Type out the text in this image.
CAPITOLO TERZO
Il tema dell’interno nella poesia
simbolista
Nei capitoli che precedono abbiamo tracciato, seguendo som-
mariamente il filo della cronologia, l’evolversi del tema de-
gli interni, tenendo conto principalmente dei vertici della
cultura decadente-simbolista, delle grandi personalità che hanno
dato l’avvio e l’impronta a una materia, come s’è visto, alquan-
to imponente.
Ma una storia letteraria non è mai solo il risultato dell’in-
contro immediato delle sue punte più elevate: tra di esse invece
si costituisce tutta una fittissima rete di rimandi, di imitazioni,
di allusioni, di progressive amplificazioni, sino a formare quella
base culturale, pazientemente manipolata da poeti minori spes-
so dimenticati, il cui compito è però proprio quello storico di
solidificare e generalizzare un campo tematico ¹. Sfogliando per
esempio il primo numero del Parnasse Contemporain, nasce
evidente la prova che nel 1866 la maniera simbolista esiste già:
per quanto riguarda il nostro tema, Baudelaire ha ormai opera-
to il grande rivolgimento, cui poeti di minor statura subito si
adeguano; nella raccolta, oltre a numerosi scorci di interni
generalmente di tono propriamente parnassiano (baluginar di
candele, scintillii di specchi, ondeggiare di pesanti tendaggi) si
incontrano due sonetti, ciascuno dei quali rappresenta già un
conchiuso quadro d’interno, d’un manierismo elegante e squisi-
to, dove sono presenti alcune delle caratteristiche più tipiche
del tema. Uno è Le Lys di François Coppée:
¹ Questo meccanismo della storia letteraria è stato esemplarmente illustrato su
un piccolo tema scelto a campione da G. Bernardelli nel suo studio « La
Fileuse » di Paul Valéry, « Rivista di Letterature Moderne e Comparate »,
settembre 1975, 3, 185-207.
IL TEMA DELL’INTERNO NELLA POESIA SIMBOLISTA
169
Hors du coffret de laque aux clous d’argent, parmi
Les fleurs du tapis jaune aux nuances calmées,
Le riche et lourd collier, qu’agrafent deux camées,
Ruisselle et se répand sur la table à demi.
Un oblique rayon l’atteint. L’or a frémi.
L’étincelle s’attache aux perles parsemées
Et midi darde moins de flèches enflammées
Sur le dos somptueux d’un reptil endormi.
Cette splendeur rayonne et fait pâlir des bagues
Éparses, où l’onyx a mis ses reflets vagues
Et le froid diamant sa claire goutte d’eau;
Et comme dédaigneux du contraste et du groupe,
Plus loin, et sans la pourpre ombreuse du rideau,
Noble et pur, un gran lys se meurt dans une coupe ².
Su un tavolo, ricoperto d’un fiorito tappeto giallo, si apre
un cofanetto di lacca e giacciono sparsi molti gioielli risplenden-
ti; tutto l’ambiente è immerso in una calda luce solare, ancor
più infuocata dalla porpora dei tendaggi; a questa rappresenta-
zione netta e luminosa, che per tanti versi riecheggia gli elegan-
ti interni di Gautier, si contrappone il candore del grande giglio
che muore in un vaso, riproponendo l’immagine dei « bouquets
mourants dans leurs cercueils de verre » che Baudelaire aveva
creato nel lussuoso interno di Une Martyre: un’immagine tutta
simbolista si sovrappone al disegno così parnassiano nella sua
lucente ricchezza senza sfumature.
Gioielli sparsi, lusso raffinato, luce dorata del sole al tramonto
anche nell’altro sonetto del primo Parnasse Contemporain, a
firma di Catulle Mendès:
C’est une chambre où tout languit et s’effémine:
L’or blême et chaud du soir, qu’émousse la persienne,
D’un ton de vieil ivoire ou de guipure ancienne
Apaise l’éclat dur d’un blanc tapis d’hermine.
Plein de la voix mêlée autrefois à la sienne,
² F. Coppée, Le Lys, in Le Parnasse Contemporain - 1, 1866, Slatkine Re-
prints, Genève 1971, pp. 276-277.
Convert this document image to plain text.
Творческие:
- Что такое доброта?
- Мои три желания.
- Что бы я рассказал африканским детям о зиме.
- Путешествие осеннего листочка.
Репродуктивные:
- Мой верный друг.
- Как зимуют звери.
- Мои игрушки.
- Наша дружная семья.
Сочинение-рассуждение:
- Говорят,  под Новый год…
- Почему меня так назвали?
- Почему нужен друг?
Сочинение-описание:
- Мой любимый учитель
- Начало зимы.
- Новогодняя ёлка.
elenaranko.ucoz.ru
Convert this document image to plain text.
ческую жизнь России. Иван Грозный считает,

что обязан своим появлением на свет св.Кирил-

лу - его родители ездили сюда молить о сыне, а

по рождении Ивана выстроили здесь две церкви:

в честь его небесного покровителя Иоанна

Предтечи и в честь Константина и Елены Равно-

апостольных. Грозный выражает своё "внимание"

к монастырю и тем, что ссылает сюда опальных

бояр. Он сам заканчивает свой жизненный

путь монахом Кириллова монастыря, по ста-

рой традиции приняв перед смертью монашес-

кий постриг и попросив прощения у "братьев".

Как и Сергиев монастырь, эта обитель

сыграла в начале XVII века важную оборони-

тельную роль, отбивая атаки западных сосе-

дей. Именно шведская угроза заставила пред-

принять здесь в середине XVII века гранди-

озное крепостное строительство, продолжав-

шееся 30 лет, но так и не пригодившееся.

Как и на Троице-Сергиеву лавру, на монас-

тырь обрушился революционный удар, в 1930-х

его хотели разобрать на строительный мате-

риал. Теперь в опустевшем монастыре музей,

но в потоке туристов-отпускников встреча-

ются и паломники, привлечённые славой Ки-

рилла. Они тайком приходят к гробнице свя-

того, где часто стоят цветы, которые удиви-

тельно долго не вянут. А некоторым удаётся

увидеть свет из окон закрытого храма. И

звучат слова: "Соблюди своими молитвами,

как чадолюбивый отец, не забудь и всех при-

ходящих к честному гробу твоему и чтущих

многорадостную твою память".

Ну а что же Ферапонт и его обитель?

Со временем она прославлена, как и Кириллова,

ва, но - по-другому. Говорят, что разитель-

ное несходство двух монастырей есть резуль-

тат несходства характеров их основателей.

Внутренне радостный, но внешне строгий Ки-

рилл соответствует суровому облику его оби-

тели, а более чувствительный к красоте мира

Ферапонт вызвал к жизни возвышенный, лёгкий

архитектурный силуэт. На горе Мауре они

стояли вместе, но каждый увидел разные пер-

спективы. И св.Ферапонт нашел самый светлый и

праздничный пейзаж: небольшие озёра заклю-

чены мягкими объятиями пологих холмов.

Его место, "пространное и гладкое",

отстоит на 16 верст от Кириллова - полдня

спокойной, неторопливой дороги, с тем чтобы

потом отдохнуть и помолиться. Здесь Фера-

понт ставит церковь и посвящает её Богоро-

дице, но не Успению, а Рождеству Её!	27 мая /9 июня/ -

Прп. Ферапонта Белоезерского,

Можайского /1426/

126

▶ EXERCISE REQUIREMENTS
Make an exact copy of the material above.

▶ TASK OUTPUT
Type out the text in this image.
CAPITOLO TERZO
Il tema dell’interno nella poesia
simbolista
Nei capitoli che precedono abbiamo tracciato, seguendo som-
mariamente il filo della cronologia, l’evolversi del tema de-
gli interni, tenendo conto principalmente dei vertici della
cultura decadente-simbolista, delle grandi personalità che hanno
dato l’avvio e l’impronta a una materia, come s’è visto, alquan-
to imponente.
Ma una storia letteraria non è mai solo il risultato dell’in-
contro immediato delle sue punte più elevate: tra di esse invece
si costituisce tutta una fittissima rete di rimandi, di imitazioni,
di allusioni, di progressive amplificazioni, sino a formare quella
base culturale, pazientemente manipolata da poeti minori spes-
so dimenticati, il cui compito è però proprio quello storico di
solidificare e generalizzare un campo tematico ¹. Sfogliando per
esempio il primo numero del Parnasse Contemporain, nasce
evidente la prova che nel 1866 la maniera simbolista esiste già:
per quanto riguarda il nostro tema, Baudelaire ha ormai opera-
to il grande rivolgimento, cui poeti di minor statura subito si
adeguano; nella raccolta, oltre a numerosi scorci di interni
generalmente di tono propriamente parnassiano (baluginar di
candele, scintillii di specchi, ondeggiare di pesanti tendaggi) si
incontrano due sonetti, ciascuno dei quali rappresenta già un
conchiuso quadro d’interno, d’un manierismo elegante e squisi-
to, dove sono presenti alcune delle caratteristiche più tipiche
del tema. Uno è Le Lys di François Coppée:
¹ Questo meccanismo della storia letteraria è stato esemplarmente illustrato su
un piccolo tema scelto a campione da G. Bernardelli nel suo studio « La
Fileuse » di Paul Valéry, « Rivista di Letterature Moderne e Comparate »,
settembre 1975, 3, 185-207.
IL TEMA DELL’INTERNO NELLA POESIA SIMBOLISTA
169
Hors du coffret de laque aux clous d’argent, parmi
Les fleurs du tapis jaune aux nuances calmées,
Le riche et lourd collier, qu’agrafent deux camées,
Ruisselle et se répand sur la table à demi.
Un oblique rayon l’atteint. L’or a frémi.
L’étincelle s’attache aux perles parsemées
Et midi darde moins de flèches enflammées
Sur le dos somptueux d’un reptil endormi.
Cette splendeur rayonne et fait pâlir des bagues
Éparses, où l’onyx a mis ses reflets vagues
Et le froid diamant sa claire goutte d’eau;
Et comme dédaigneux du contraste et du groupe,
Plus loin, et sans la pourpre ombreuse du rideau,
Noble et pur, un gran lys se meurt dans une coupe ².
Su un tavolo, ricoperto d’un fiorito tappeto giallo, si apre
un cofanetto di lacca e giacciono sparsi molti gioielli risplenden-
ti; tutto l’ambiente è immerso in una calda luce solare, ancor
più infuocata dalla porpora dei tendaggi; a questa rappresenta-
zione netta e luminosa, che per tanti versi riecheggia gli elegan-
ti interni di Gautier, si contrappone il candore del grande giglio
che muore in un vaso, riproponendo l’immagine dei « bouquets
mourants dans leurs cercueils de verre » che Baudelaire aveva
creato nel lussuoso interno di Une Martyre: un’immagine tutta
simbolista si sovrappone al disegno così parnassiano nella sua
lucente ricchezza senza sfumature.
Gioielli sparsi, lusso raffinato, luce dorata del sole al tramonto
anche nell’altro sonetto del primo Parnasse Contemporain, a
firma di Catulle Mendès:
C’est une chambre où tout languit et s’effémine:
L’or blême et chaud du soir, qu’émousse la persienne,
D’un ton de vieil ivoire ou de guipure ancienne
Apaise l’éclat dur d’un blanc tapis d’hermine.
Plein de la voix mêlée autrefois à la sienne,
² F. Coppée, Le Lys, in Le Parnasse Contemporain - 1, 1866, Slatkine Re-
prints, Genève 1971, pp. 276-277.
Convert this document image to plain text.
Творческие:
- Что такое доброта?
- Мои три желания.
- Что бы я рассказал африканским детям о зиме.
- Путешествие осеннего листочка.
Репродуктивные:
- Мой верный друг.
- Как зимуют звери.
- Мои игрушки.
- Наша дружная семья.
Сочинение-рассуждение:
- Говорят,  под Новый год…
- Почему меня так назвали?
- Почему нужен друг?
Сочинение-описание:
- Мой любимый учитель
- Начало зимы.
- Новогодняя ёлка.
elenaranko.ucoz.ru
Convert this document image to plain text.
ческую жизнь России. Иван Грозный считает,

что обязан своим появлением на свет св.Кирил-

лу - его родители ездили сюда молить о сыне, а

по рождении Ивана выстроили здесь две церкви:

в честь его небесного покровителя Иоанна

Предтечи и в честь Константина и Елены Равно-

апостольных. Грозный выражает своё "внимание"

к монастырю и тем, что ссылает сюда опальных

бояр. Он сам заканчивает свой жизненный

путь монахом Кириллова монастыря, по ста-

рой традиции приняв перед смертью монашес-

кий постриг и попросив прощения у "братьев".

Как и Сергиев монастырь, эта обитель

сыграла в начале XVII века важную оборони-

тельную роль, отбивая атаки западных сосе-

дей. Именно шведская угроза заставила пред-

принять здесь в середине XVII века гранди-

озное крепостное строительство, продолжав-

шееся 30 лет, но так и не пригодившееся.

Как и на Троице-Сергиеву лавру, на монас-

тырь обрушился революционный удар, в 1930-х

его хотели разобрать на строительный мате-

риал. Теперь в опустевшем монастыре музей,

но в потоке туристов-отпускников встреча-

ются и паломники, привлечённые славой Ки-

рилла. Они тайком приходят к гробнице свя-

того, где часто стоят цветы, которые удиви-

тельно долго не вянут. А некоторым удаётся

увидеть свет из окон закрытого храма. И

звучат слова: "Соблюди своими молитвами,

как чадолюбивый отец, не забудь и всех при-

ходящих к честному гробу твоему и чтущих

многорадостную твою память".

Ну а что же Ферапонт и его обитель?

Со временем она прославлена, как и Кириллова,

ва, но - по-другому. Говорят, что разитель-

ное несходство двух монастырей есть резуль-

тат несходства характеров их основателей.

Внутренне радостный, но внешне строгий Ки-

рилл соответствует суровому облику его оби-

тели, а более чувствительный к красоте мира

Ферапонт вызвал к жизни возвышенный, лёгкий

архитектурный силуэт. На горе Мауре они

стояли вместе, но каждый увидел разные пер-

спективы. И св.Ферапонт нашел самый светлый и

праздничный пейзаж: небольшие озёра заклю-

чены мягкими объятиями пологих холмов.

Его место, "пространное и гладкое",

отстоит на 16 верст от Кириллова - полдня

спокойной, неторопливой дороги, с тем чтобы

потом отдохнуть и помолиться. Здесь Фера-

понт ставит церковь и посвящает её Богоро-

дице, но не Успению, а Рождеству Её!	27 мая /9 июня/ -

Прп. Ферапонта Белоезерского,

Можайского /1426/

126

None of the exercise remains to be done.